# Tasks to complete
• 1. Change the article on startups hiring away Big Tech staff by restating the part that opens with "Dali Kilani, the" and closes with "GitHub and AWS.", putting "applicants" wherever "candidates" stands.
• 2. Carry the article on startups hiring away Big Tech staff forward from its last sentence.
+++ Source document
An analysis carried out by Sifted of 50 research and engineering profiles listed on LinkedIn as having joined Mistral in the past year shows that eight employees came from Meta and six from Google and DeepMind.
Dali Kilani, the cofounder of FlexAI — which launched in April and has been fast-recruiting since — tells Sifted that he has also been taking in candidates from the ranks of Big Tech, with employees coming from YouTube, Oracle, GitHub and AWS.
He says that startups have a card to play against Big Tech to convince candidates. “Some people had been in comfortable positions for 10-15 years, but we managed to convince them,” he says.
“They were tired of being subordinate to the US, where all the decisions happen. The real argument in our favour was the ambition of the project and the promise to be at the heart of decisions.”
Owkin’s Clozel says that there has been an “exodus” of employees from Big Tech companies to startups. “It’s becoming harder to identify with the mission of Big Tech companies,” he says. “People increasingly want to own what they’re creating.”
++++++
+++ Data section
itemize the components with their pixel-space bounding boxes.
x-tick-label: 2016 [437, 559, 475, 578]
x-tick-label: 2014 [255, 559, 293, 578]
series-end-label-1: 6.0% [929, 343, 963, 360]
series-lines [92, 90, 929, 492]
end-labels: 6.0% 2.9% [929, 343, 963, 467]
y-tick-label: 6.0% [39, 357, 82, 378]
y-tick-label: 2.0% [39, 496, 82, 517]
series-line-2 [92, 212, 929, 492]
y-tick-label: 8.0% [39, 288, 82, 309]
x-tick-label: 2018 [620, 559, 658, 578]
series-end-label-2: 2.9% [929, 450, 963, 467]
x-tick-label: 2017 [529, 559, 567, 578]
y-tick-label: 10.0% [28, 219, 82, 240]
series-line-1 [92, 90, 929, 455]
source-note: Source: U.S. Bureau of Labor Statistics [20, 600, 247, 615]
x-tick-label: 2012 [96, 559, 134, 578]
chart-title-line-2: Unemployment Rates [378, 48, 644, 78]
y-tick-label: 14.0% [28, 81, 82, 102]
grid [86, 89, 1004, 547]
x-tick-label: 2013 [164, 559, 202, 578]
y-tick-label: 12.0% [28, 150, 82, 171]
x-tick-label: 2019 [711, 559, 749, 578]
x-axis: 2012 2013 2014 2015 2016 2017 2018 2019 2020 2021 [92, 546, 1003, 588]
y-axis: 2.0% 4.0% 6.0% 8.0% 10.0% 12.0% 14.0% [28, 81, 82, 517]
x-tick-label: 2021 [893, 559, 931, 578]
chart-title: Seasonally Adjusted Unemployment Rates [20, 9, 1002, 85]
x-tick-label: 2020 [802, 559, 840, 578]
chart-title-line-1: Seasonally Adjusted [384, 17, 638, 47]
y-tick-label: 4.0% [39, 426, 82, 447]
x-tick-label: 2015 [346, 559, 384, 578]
++++++
# Per-task answers
• 1.
Dali Kilani, the cofounder of FlexAI — which launched in April and has been fast-recruiting since — tells Sifted that he has also been taking in applicants from the ranks of Big Tech, with employees coming from YouTube, Oracle, GitHub and AWS.

• 2.
Fight amongst yourselves
The AI talent exodus from Big Tech will certainly be sounding alarm bells in the head offices of Silicon Valley’s biggest companies, but the fight is also on among startups themselves.
Flavien Coronini, the talent acquisition lead at French AI scaleup Hugging Face, says that the company’s top profiles have been in high-demand for the past months.
“All these AI startups did astronomical seed rounds,” Coronini says, “and they are now trying to headhunt Hugging Face and other startups' employees, and have the means to make offers with big pay packages."
"However, money is not our employees' main incentive. Having an impact on Hugging Face's growth is often more important to them.”
Delphine Groll, cofounder at Paris-based AI healthtech scaleup Nabla, says that competition from other startups is even fiercer than from Big Tech.
“Our engineers, most of whom come from Big Tech, wouldn’t go back because the focus of those companies no longer appeals to them,” she says. “The real competition is sometimes with other AI startups like Mistral, Poolside, and Photoroom, which can offer high salaries.
“But our AI teams are committed to Nabla for the mission — healthcare is a field where they want to make a real impact"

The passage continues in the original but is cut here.